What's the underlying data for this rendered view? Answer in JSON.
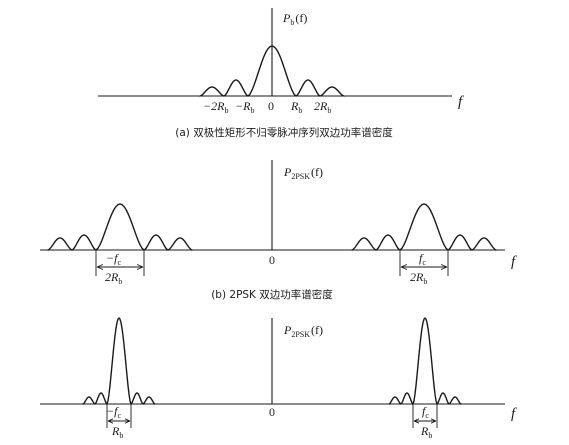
{
  "panels": {
    "a": {
      "ylabel": "P",
      "ylabel_sub": "b",
      "ylabel_arg": "(f)",
      "xlabel": "f",
      "ticks": [
        "−2R",
        "−R",
        "0",
        "R",
        "2R"
      ],
      "tick_sub": "b",
      "caption": "(a) 双极性矩形不归零脉冲序列双边功率谱密度"
    },
    "b": {
      "ylabel": "P",
      "ylabel_sub": "2PSK",
      "ylabel_arg": "(f)",
      "xlabel": "f",
      "origin": "0",
      "neg_center": "−f",
      "pos_center": "f",
      "center_sub": "c",
      "width_label": "2R",
      "width_sub": "b",
      "caption": "(b) 2PSK 双边功率谱密度"
    },
    "c": {
      "ylabel": "P",
      "ylabel_sub": "2PSK",
      "ylabel_arg": "(f)",
      "xlabel": "f",
      "origin": "0",
      "neg_center": "−f",
      "pos_center": "f",
      "center_sub": "c",
      "width_label": "R",
      "width_sub": "b"
    }
  }
}
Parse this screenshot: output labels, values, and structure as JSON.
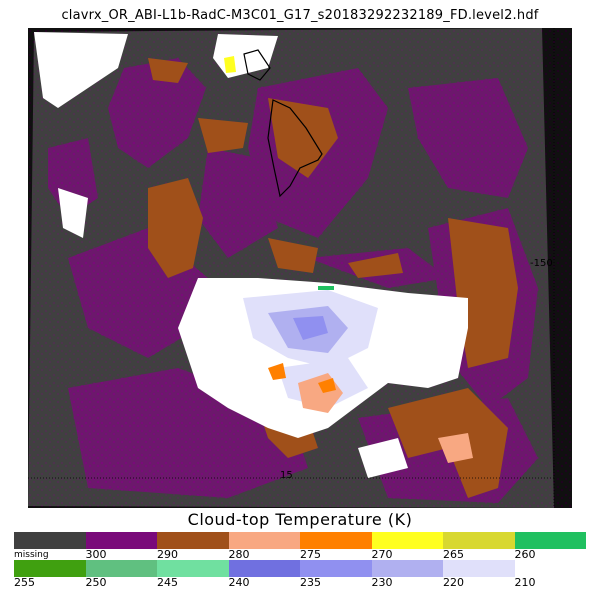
{
  "header": {
    "file_title": "clavrx_OR_ABI-L1b-RadC-M3C01_G17_s20183292232189_FD.level2.hdf"
  },
  "map": {
    "lat_label_1": "15",
    "lon_label_1": "-150",
    "colors": {
      "background": "#000000",
      "missing": "#404040",
      "coastline": "#000000",
      "graticule": "#000000"
    }
  },
  "legend": {
    "title": "Cloud-top Temperature (K)",
    "rows": [
      [
        {
          "label": "missing",
          "color": "#404040"
        },
        {
          "label": "300",
          "color": "#7a0a7a"
        },
        {
          "label": "290",
          "color": "#a0501a"
        },
        {
          "label": "280",
          "color": "#f8a882"
        },
        {
          "label": "275",
          "color": "#ff8000"
        },
        {
          "label": "270",
          "color": "#ffff20"
        },
        {
          "label": "265",
          "color": "#d8d830"
        },
        {
          "label": "260",
          "color": "#20c060"
        }
      ],
      [
        {
          "label": "255",
          "color": "#40a010"
        },
        {
          "label": "250",
          "color": "#60c080"
        },
        {
          "label": "245",
          "color": "#70e0a0"
        },
        {
          "label": "240",
          "color": "#7070e0"
        },
        {
          "label": "235",
          "color": "#9090f0"
        },
        {
          "label": "230",
          "color": "#b0b0f0"
        },
        {
          "label": "220",
          "color": "#e0e0fa"
        },
        {
          "label": "210",
          "color": "#ffffff"
        }
      ]
    ]
  }
}
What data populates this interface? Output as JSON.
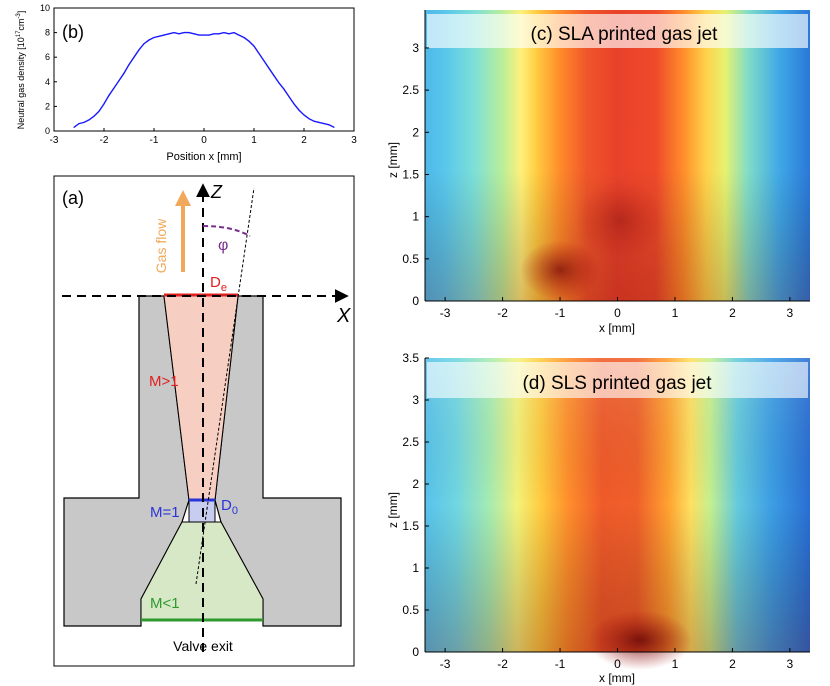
{
  "colors": {
    "line_blue": "#1a1aff",
    "gas_gray": "#c8c8c8",
    "supersonic": "#f7cfc2",
    "sonic": "#c7cdee",
    "subsonic": "#d6e8c6",
    "arrow_orange": "#f2a85a",
    "phi_purple": "#7a2f8f",
    "mach_red": "#e02020",
    "mach_blue": "#2a35d8",
    "mach_green": "#2e9a2e"
  },
  "panel_b": {
    "label": "(b)",
    "ylabel": "Neutral gas density [10",
    "ylabel_sup": "17",
    "ylabel_unit": "cm",
    "ylabel_unit_sup": "-3",
    "ylabel_close": "]",
    "xlabel": "Position x [mm]",
    "chart_data": {
      "type": "line",
      "xlim": [
        -3,
        3
      ],
      "ylim": [
        0,
        10
      ],
      "xticks": [
        "-3",
        "-2",
        "-1",
        "0",
        "1",
        "2",
        "3"
      ],
      "yticks": [
        "0",
        "2",
        "4",
        "6",
        "8",
        "10"
      ],
      "x": [
        -2.6,
        -2.5,
        -2.4,
        -2.3,
        -2.2,
        -2.1,
        -2.0,
        -1.9,
        -1.8,
        -1.7,
        -1.6,
        -1.5,
        -1.4,
        -1.3,
        -1.2,
        -1.1,
        -1.0,
        -0.9,
        -0.8,
        -0.7,
        -0.6,
        -0.5,
        -0.4,
        -0.3,
        -0.2,
        -0.1,
        0.0,
        0.1,
        0.2,
        0.3,
        0.4,
        0.5,
        0.6,
        0.7,
        0.8,
        0.9,
        1.0,
        1.1,
        1.2,
        1.3,
        1.4,
        1.5,
        1.6,
        1.7,
        1.8,
        1.9,
        2.0,
        2.1,
        2.2,
        2.3,
        2.4,
        2.5,
        2.6
      ],
      "y": [
        0.3,
        0.6,
        0.7,
        0.9,
        1.2,
        1.6,
        2.2,
        2.9,
        3.5,
        4.1,
        4.7,
        5.4,
        6.0,
        6.6,
        7.1,
        7.4,
        7.6,
        7.7,
        7.8,
        7.9,
        8.0,
        7.9,
        8.0,
        8.0,
        7.9,
        7.8,
        7.8,
        7.8,
        7.9,
        7.9,
        8.0,
        7.9,
        8.0,
        7.8,
        7.6,
        7.3,
        6.9,
        6.3,
        5.7,
        5.1,
        4.5,
        3.9,
        3.4,
        2.8,
        2.2,
        1.7,
        1.3,
        1.0,
        0.8,
        0.7,
        0.6,
        0.5,
        0.3
      ]
    }
  },
  "panel_a": {
    "label": "(a)",
    "axis_z": "Z",
    "axis_x": "X",
    "gas_flow": "Gas flow",
    "phi": "φ",
    "de": "D",
    "de_sub": "e",
    "d0": "D",
    "d0_sub": "0",
    "m_super": "M>1",
    "m_sonic": "M=1",
    "m_sub": "M<1",
    "valve": "Valve exit"
  },
  "panel_c": {
    "title": "(c) SLA printed gas jet",
    "xlabel": "x [mm]",
    "ylabel": "z [mm]",
    "xticks": [
      "-3",
      "-2",
      "-1",
      "0",
      "1",
      "2",
      "3"
    ],
    "yticks": [
      "0",
      "0.5",
      "1",
      "1.5",
      "2",
      "2.5",
      "3"
    ]
  },
  "panel_d": {
    "title": "(d) SLS printed gas jet",
    "xlabel": "x [mm]",
    "ylabel": "z [mm]",
    "xticks": [
      "-3",
      "-2",
      "-1",
      "0",
      "1",
      "2",
      "3"
    ],
    "yticks": [
      "0",
      "0.5",
      "1",
      "1.5",
      "2",
      "2.5",
      "3",
      "3.5"
    ]
  }
}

Given problem — From the listing above, copy every line that includes the word "JSON".

Correct output —
What's the underlying data for this rendered view? Answer in JSON.
Parse this screenshot: output labels, values, and structure as JSON.
What data populates this interface? Output as JSON.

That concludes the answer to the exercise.